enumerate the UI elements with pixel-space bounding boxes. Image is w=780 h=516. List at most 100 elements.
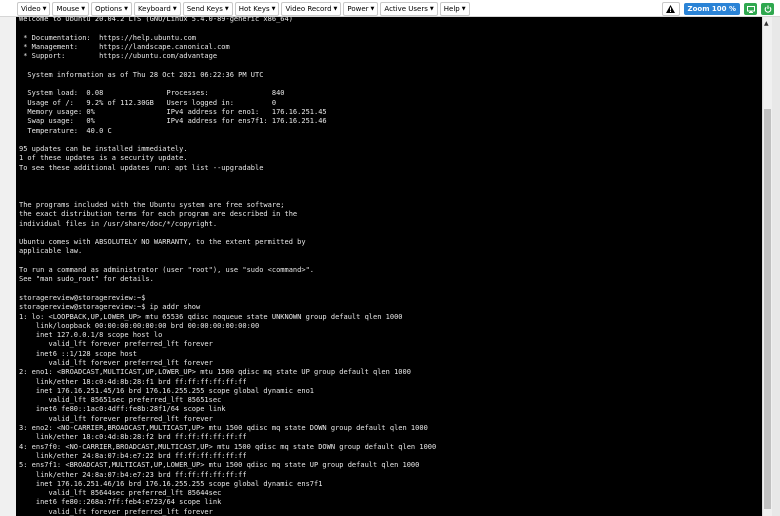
menu-mouse[interactable]: Mouse ▼ <box>52 2 90 16</box>
caret-down-icon: ▼ <box>42 6 47 12</box>
kvm-toolbar: Video ▼ Mouse ▼ Options ▼ Keyboard ▼ Send Ke… <box>0 0 780 17</box>
terminal-line: link/ether 18:c0:4d:8b:28:f2 brd ff:ff:f… <box>19 433 247 442</box>
terminal-line: * Support: https://ubuntu.com/advantage <box>19 52 218 61</box>
menu-label: Active Users <box>384 5 428 13</box>
terminal-line: Welcome to Ubuntu 20.04.2 LTS (GNU/Linux… <box>19 17 293 23</box>
terminal-line: link/ether 24:8a:07:b4:e7:22 brd ff:ff:f… <box>19 451 247 460</box>
monitor-button[interactable] <box>744 3 757 15</box>
terminal-line: 2: eno1: <BROADCAST,MULTICAST,UP,LOWER_U… <box>19 368 411 377</box>
terminal-line: Memory usage: 0% IPv4 address for eno1: … <box>19 107 327 116</box>
menu-label: Video <box>21 5 41 13</box>
window-edge <box>772 17 780 516</box>
terminal-line: Swap usage: 0% IPv4 address for ens7f1: … <box>19 117 327 126</box>
terminal-line: inet6 fe80::268a:7ff:feb4:e723/64 scope … <box>19 498 222 507</box>
terminal-line: valid_lft 85644sec preferred_lft 85644se… <box>19 489 222 498</box>
menu-help[interactable]: Help ▼ <box>439 2 470 16</box>
menu-send-keys[interactable]: Send Keys ▼ <box>182 2 233 16</box>
terminal-line: inet 127.0.0.1/8 scope host lo <box>19 331 163 340</box>
power-icon <box>764 5 771 13</box>
warning-button[interactable] <box>661 2 680 16</box>
menu-video-record[interactable]: Video Record ▼ <box>281 2 342 16</box>
caret-down-icon: ▼ <box>461 6 466 12</box>
terminal-line: link/loopback 00:00:00:00:00:00 brd 00:0… <box>19 321 260 330</box>
menu-label: Keyboard <box>137 5 171 13</box>
terminal-line: Usage of /: 9.2% of 112.30GB Users logge… <box>19 98 277 107</box>
caret-down-icon: ▼ <box>271 6 276 12</box>
warning-triangle-icon <box>666 5 675 13</box>
menu-options[interactable]: Options ▼ <box>91 2 132 16</box>
terminal-line: System information as of Thu 28 Oct 2021… <box>19 70 264 79</box>
terminal-line: To run a command as administrator (user … <box>19 266 315 275</box>
terminal-line: System load: 0.08 Processes: 840 <box>19 89 285 98</box>
menu-keyboard[interactable]: Keyboard ▼ <box>133 2 181 16</box>
terminal-line: valid_lft forever preferred_lft forever <box>19 340 213 349</box>
caret-down-icon: ▼ <box>224 6 229 12</box>
power-button[interactable] <box>761 3 774 15</box>
menu-active-users[interactable]: Active Users ▼ <box>380 2 438 16</box>
terminal-line: 5: ens7f1: <BROADCAST,MULTICAST,UP,LOWER… <box>19 461 420 470</box>
terminal-line: storagereview@storagereview:~$ <box>19 293 146 302</box>
terminal-line: valid_lft 85651sec preferred_lft 85651se… <box>19 396 222 405</box>
terminal-output: Welcome to Ubuntu 20.04.2 LTS (GNU/Linux… <box>19 17 436 516</box>
terminal-line: storagereview@storagereview:~$ ip addr s… <box>19 303 201 312</box>
toolbar-right: Zoom 100 % <box>661 2 774 16</box>
terminal-line: * Documentation: https://help.ubuntu.com <box>19 33 197 42</box>
menu-label: Options <box>95 5 123 13</box>
terminal-line: The programs included with the Ubuntu sy… <box>19 200 285 209</box>
scroll-up-arrow-icon[interactable]: ▲ <box>764 20 769 27</box>
caret-down-icon: ▼ <box>333 6 338 12</box>
menu-hot-keys[interactable]: Hot Keys ▼ <box>234 2 280 16</box>
terminal-line: the exact distribution terms for each pr… <box>19 210 298 219</box>
terminal-line: inet 176.16.251.45/16 brd 176.16.255.255… <box>19 386 315 395</box>
terminal-line: 3: eno2: <NO-CARRIER,BROADCAST,MULTICAST… <box>19 424 428 433</box>
terminal-line: inet 176.16.251.46/16 brd 176.16.255.255… <box>19 479 323 488</box>
terminal-line: Temperature: 40.0 C <box>19 126 112 135</box>
terminal-line: To see these additional updates run: apt… <box>19 163 264 172</box>
caret-down-icon: ▼ <box>124 6 128 12</box>
terminal-line: 95 updates can be installed immediately. <box>19 145 188 154</box>
terminal-line: See "man sudo_root" for details. <box>19 275 154 284</box>
caret-down-icon: ▼ <box>370 6 375 12</box>
menu-label: Help <box>443 5 460 13</box>
terminal-line: valid_lft forever preferred_lft forever <box>19 414 213 423</box>
menu-video[interactable]: Video ▼ <box>17 2 51 16</box>
caret-down-icon: ▼ <box>172 6 177 12</box>
terminal-line: link/ether 24:8a:07:b4:e7:23 brd ff:ff:f… <box>19 470 247 479</box>
monitor-icon <box>746 5 755 13</box>
caret-down-icon: ▼ <box>429 6 434 12</box>
vertical-scrollbar[interactable]: ▲ <box>762 17 772 516</box>
menu-label: Mouse <box>56 5 80 13</box>
menu-power[interactable]: Power ▼ <box>343 2 379 16</box>
terminal-line: 1: lo: <LOOPBACK,UP,LOWER_UP> mtu 65536 … <box>19 312 403 321</box>
terminal-line: applicable law. <box>19 247 83 256</box>
terminal-line: individual files in /usr/share/doc/*/cop… <box>19 219 218 228</box>
terminal-line: inet6 ::1/128 scope host <box>19 349 138 358</box>
terminal-line: Ubuntu comes with ABSOLUTELY NO WARRANTY… <box>19 238 306 247</box>
menu-bar: Video ▼ Mouse ▼ Options ▼ Keyboard ▼ Send Ke… <box>17 2 470 16</box>
menu-label: Send Keys <box>186 5 223 13</box>
zoom-button[interactable]: Zoom 100 % <box>683 3 740 15</box>
terminal-line: link/ether 18:c0:4d:8b:28:f1 brd ff:ff:f… <box>19 377 247 386</box>
terminal-line: inet6 fe80::1ac0:4dff:fe8b:28f1/64 scope… <box>19 405 226 414</box>
terminal-line: valid_lft forever preferred_lft forever <box>19 507 213 516</box>
caret-down-icon: ▼ <box>81 6 86 12</box>
menu-label: Video Record <box>285 5 332 13</box>
menu-label: Power <box>347 5 369 13</box>
terminal-line: valid_lft forever preferred_lft forever <box>19 358 213 367</box>
terminal-screen[interactable]: Welcome to Ubuntu 20.04.2 LTS (GNU/Linux… <box>16 17 762 516</box>
terminal-line: * Management: https://landscape.canonica… <box>19 42 230 51</box>
scrollbar-thumb[interactable] <box>764 109 771 509</box>
menu-label: Hot Keys <box>238 5 270 13</box>
terminal-line: 1 of these updates is a security update. <box>19 154 188 163</box>
terminal-line: 4: ens7f0: <NO-CARRIER,BROADCAST,MULTICA… <box>19 442 437 451</box>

• [EXERCISE DIRECTIONS] Please reproduce all of the rows above word for word, leaving out the pictures.

• [FINISHED TASK]
enumerate the UI elements with pixel-space bounding boxes. Image is w=780 h=516. List at most 100 elements.
menu-mouse[interactable]: Mouse ▼ <box>52 2 90 16</box>
caret-down-icon: ▼ <box>42 6 47 12</box>
kvm-toolbar: Video ▼ Mouse ▼ Options ▼ Keyboard ▼ Send Ke… <box>0 0 780 17</box>
terminal-line: link/ether 18:c0:4d:8b:28:f2 brd ff:ff:f… <box>19 433 247 442</box>
terminal-line: * Support: https://ubuntu.com/advantage <box>19 52 218 61</box>
menu-label: Active Users <box>384 5 428 13</box>
terminal-line: Welcome to Ubuntu 20.04.2 LTS (GNU/Linux… <box>19 17 293 23</box>
terminal-line: link/ether 24:8a:07:b4:e7:22 brd ff:ff:f… <box>19 451 247 460</box>
monitor-button[interactable] <box>744 3 757 15</box>
terminal-line: 2: eno1: <BROADCAST,MULTICAST,UP,LOWER_U… <box>19 368 411 377</box>
terminal-line: Memory usage: 0% IPv4 address for eno1: … <box>19 107 327 116</box>
menu-label: Video <box>21 5 41 13</box>
window-edge <box>772 17 780 516</box>
terminal-line: Swap usage: 0% IPv4 address for ens7f1: … <box>19 117 327 126</box>
terminal-line: inet6 fe80::268a:7ff:feb4:e723/64 scope … <box>19 498 222 507</box>
terminal-line: valid_lft 85644sec preferred_lft 85644se… <box>19 489 222 498</box>
menu-help[interactable]: Help ▼ <box>439 2 470 16</box>
menu-send-keys[interactable]: Send Keys ▼ <box>182 2 233 16</box>
terminal-line: inet 127.0.0.1/8 scope host lo <box>19 331 163 340</box>
power-icon <box>764 5 771 13</box>
warning-button[interactable] <box>661 2 680 16</box>
menu-video-record[interactable]: Video Record ▼ <box>281 2 342 16</box>
caret-down-icon: ▼ <box>461 6 466 12</box>
terminal-line: link/loopback 00:00:00:00:00:00 brd 00:0… <box>19 321 260 330</box>
menu-label: Keyboard <box>137 5 171 13</box>
terminal-line: Usage of /: 9.2% of 112.30GB Users logge… <box>19 98 277 107</box>
caret-down-icon: ▼ <box>271 6 276 12</box>
warning-triangle-icon <box>666 5 675 13</box>
menu-options[interactable]: Options ▼ <box>91 2 132 16</box>
terminal-line: System information as of Thu 28 Oct 2021… <box>19 70 264 79</box>
terminal-line: To run a command as administrator (user … <box>19 266 315 275</box>
terminal-line: System load: 0.08 Processes: 840 <box>19 89 285 98</box>
menu-keyboard[interactable]: Keyboard ▼ <box>133 2 181 16</box>
terminal-line: valid_lft forever preferred_lft forever <box>19 340 213 349</box>
caret-down-icon: ▼ <box>224 6 229 12</box>
power-button[interactable] <box>761 3 774 15</box>
menu-active-users[interactable]: Active Users ▼ <box>380 2 438 16</box>
terminal-line: 5: ens7f1: <BROADCAST,MULTICAST,UP,LOWER… <box>19 461 420 470</box>
terminal-line: storagereview@storagereview:~$ <box>19 293 146 302</box>
terminal-line: valid_lft 85651sec preferred_lft 85651se… <box>19 396 222 405</box>
terminal-output: Welcome to Ubuntu 20.04.2 LTS (GNU/Linux… <box>19 17 436 516</box>
terminal-line: storagereview@storagereview:~$ ip addr s… <box>19 303 201 312</box>
toolbar-right: Zoom 100 % <box>661 2 774 16</box>
terminal-line: * Documentation: https://help.ubuntu.com <box>19 33 197 42</box>
menu-label: Options <box>95 5 123 13</box>
terminal-line: The programs included with the Ubuntu sy… <box>19 200 285 209</box>
scroll-up-arrow-icon[interactable]: ▲ <box>764 20 769 27</box>
caret-down-icon: ▼ <box>333 6 338 12</box>
menu-hot-keys[interactable]: Hot Keys ▼ <box>234 2 280 16</box>
terminal-line: the exact distribution terms for each pr… <box>19 210 298 219</box>
terminal-line: inet 176.16.251.45/16 brd 176.16.255.255… <box>19 386 315 395</box>
terminal-line: 3: eno2: <NO-CARRIER,BROADCAST,MULTICAST… <box>19 424 428 433</box>
terminal-line: inet 176.16.251.46/16 brd 176.16.255.255… <box>19 479 323 488</box>
terminal-line: Temperature: 40.0 C <box>19 126 112 135</box>
terminal-line: To see these additional updates run: apt… <box>19 163 264 172</box>
caret-down-icon: ▼ <box>124 6 128 12</box>
terminal-line: 95 updates can be installed immediately. <box>19 145 188 154</box>
terminal-line: See "man sudo_root" for details. <box>19 275 154 284</box>
caret-down-icon: ▼ <box>370 6 375 12</box>
menu-label: Help <box>443 5 460 13</box>
terminal-line: valid_lft forever preferred_lft forever <box>19 414 213 423</box>
menu-video[interactable]: Video ▼ <box>17 2 51 16</box>
caret-down-icon: ▼ <box>172 6 177 12</box>
terminal-line: link/ether 24:8a:07:b4:e7:23 brd ff:ff:f… <box>19 470 247 479</box>
monitor-icon <box>746 5 755 13</box>
caret-down-icon: ▼ <box>429 6 434 12</box>
vertical-scrollbar[interactable]: ▲ <box>762 17 772 516</box>
menu-label: Mouse <box>56 5 80 13</box>
menu-power[interactable]: Power ▼ <box>343 2 379 16</box>
terminal-line: 1: lo: <LOOPBACK,UP,LOWER_UP> mtu 65536 … <box>19 312 403 321</box>
terminal-line: applicable law. <box>19 247 83 256</box>
terminal-line: individual files in /usr/share/doc/*/cop… <box>19 219 218 228</box>
terminal-line: inet6 ::1/128 scope host <box>19 349 138 358</box>
terminal-line: Ubuntu comes with ABSOLUTELY NO WARRANTY… <box>19 238 306 247</box>
menu-bar: Video ▼ Mouse ▼ Options ▼ Keyboard ▼ Send Ke… <box>17 2 470 16</box>
menu-label: Send Keys <box>186 5 223 13</box>
zoom-button[interactable]: Zoom 100 % <box>683 3 740 15</box>
terminal-line: link/ether 18:c0:4d:8b:28:f1 brd ff:ff:f… <box>19 377 247 386</box>
terminal-line: inet6 fe80::1ac0:4dff:fe8b:28f1/64 scope… <box>19 405 226 414</box>
terminal-line: valid_lft forever preferred_lft forever <box>19 507 213 516</box>
caret-down-icon: ▼ <box>81 6 86 12</box>
menu-label: Video Record <box>285 5 332 13</box>
menu-label: Power <box>347 5 369 13</box>
terminal-line: valid_lft forever preferred_lft forever <box>19 358 213 367</box>
terminal-screen[interactable]: Welcome to Ubuntu 20.04.2 LTS (GNU/Linux… <box>16 17 762 516</box>
terminal-line: * Management: https://landscape.canonica… <box>19 42 230 51</box>
scrollbar-thumb[interactable] <box>764 109 771 509</box>
menu-label: Hot Keys <box>238 5 270 13</box>
terminal-line: 1 of these updates is a security update. <box>19 154 188 163</box>
terminal-line: 4: ens7f0: <NO-CARRIER,BROADCAST,MULTICA… <box>19 442 437 451</box>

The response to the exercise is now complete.